Замените «Лондоне» на «Париже» в отрывке статьи о Съезде народных депутатов между словами «Горбачев находился тогда» и «партии совершило преступление.» включительно и приведите этот отрывок целиком.

• Статья
******

Съезд начался с минуты молчания. За несколько недель до его открытия, в ночь на 9 апреля, в Тбилиси пролилась кровь: против мирных демонстрантов, собравшихся на площади с требованием выхода Грузии из состава СССР, были выставлены войска и бронетехника. Военные применили паралитический газ неизвестного происхождения и саперными лопатками проламывали людям черепа. Погибло 20 человек, среди них 16 женщин, из которых одной было 70, а двум по 16 лет.
Горбачев находился тогда в Лондоне и, по официальной версии, узнал об этом событии лишь по возвращении в Москву, вечером 9 апреля. Все пытались откреститься от тбилисской бойни. Так и осталось неясно, кто же именно отдавал приказ. Зато стало ясно другое: руководство страны было не готово к тому, чтобы взять на себя ответственность за подавление протеста и пролитую кровь. Егор Яковлев и еще несколько депутатов Верховного Совета отправились в Тбилиси для проведения независимого расследования и быстро пришли к заключению о неоправданном применении силы. На открытии съезда в присутствии партийных и советских деятелей депутат из Литвы предложил всем встать и почтить память погибших в Тбилиси, фактически давая понять, что руководство страны и партии совершило преступление.
И это было только начало. Независимые депутаты из рядов либеральной интеллигенции настояли на том, чтобы заседания Съезда транслировались по центральным каналам телевидения в прямом эфире – в духе гласности. В прошлом все важные партийные решения всегда принимались за закрытыми дверями. Количество информации, которую общество получало об официальных событиях, обычно было обратно пропорционально их значимости. Съезды КПСС, которые, по сути, не решали вообще ничего, передавались почти целиком, зато собрания ЦК и заседания Политбюро, где вершились судьбы миллионов, никогда не бывали публичными. Этот съезд народных депутатов стал первым действительно важным политическим событием, которое полностью показали по телевизору, не ограничившись короткими репортажами.

******

• Исходные данные
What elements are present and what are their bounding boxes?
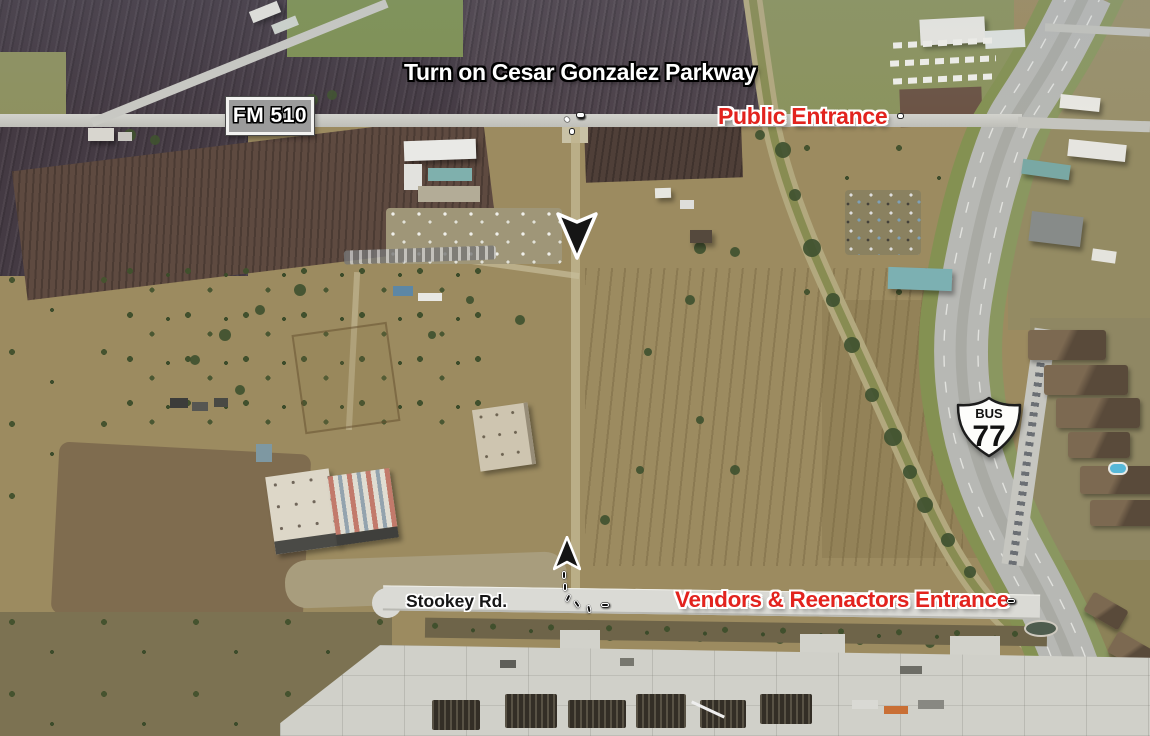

******

• Ответ
Горбачев находился тогда в Париже и, по официальной версии, узнал об этом событии лишь по возвращении в Москву, вечером 9 апреля. Все пытались откреститься от тбилисской бойни. Так и осталось неясно, кто же именно отдавал приказ. Зато стало ясно другое: руководство страны было не готово к тому, чтобы взять на себя ответственность за подавление протеста и пролитую кровь. Егор Яковлев и еще несколько депутатов Верховного Совета отправились в Тбилиси для проведения независимого расследования и быстро пришли к заключению о неоправданном применении силы. На открытии съезда в присутствии партийных и советских деятелей депутат из Литвы предложил всем встать и почтить память погибших в Тбилиси, фактически давая понять, что руководство страны и партии совершило преступление.